───── Supplied records ─────

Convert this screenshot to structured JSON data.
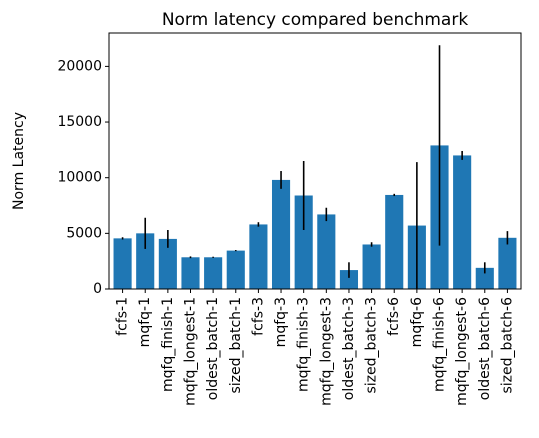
{
  "chart_data": {
    "type": "bar",
    "title": "Norm latency compared benchmark",
    "xlabel": "",
    "ylabel": "Norm Latency",
    "ylim": [
      0,
      23000
    ],
    "yticks": [
      0,
      5000,
      10000,
      15000,
      20000
    ],
    "ytick_labels": [
      "0",
      "5000",
      "10000",
      "15000",
      "20000"
    ],
    "grid": false,
    "bar_color": "#1f77b4",
    "error_color": "#000000",
    "categories": [
      "fcfs-1",
      "mqfq-1",
      "mqfq_finish-1",
      "mqfq_longest-1",
      "oldest_batch-1",
      "sized_batch-1",
      "fcfs-3",
      "mqfq-3",
      "mqfq_finish-3",
      "mqfq_longest-3",
      "oldest_batch-3",
      "sized_batch-3",
      "fcfs-6",
      "mqfq-6",
      "mqfq_finish-6",
      "mqfq_longest-6",
      "oldest_batch-6",
      "sized_batch-6"
    ],
    "values": [
      4550,
      5000,
      4500,
      2850,
      2850,
      3450,
      5800,
      9800,
      8400,
      6700,
      1700,
      4000,
      8450,
      5700,
      12900,
      12000,
      1900,
      4600
    ],
    "errors": [
      100,
      1400,
      800,
      80,
      50,
      50,
      200,
      800,
      3100,
      600,
      700,
      200,
      100,
      5700,
      9000,
      400,
      500,
      600
    ]
  }
}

─────

* What the task requires
Copy every line in the entries above that has the string "Norm" in it.

* Result for this exercise
    "title": "Norm latency compared benchmark",
    "ylabel": "Norm Latency",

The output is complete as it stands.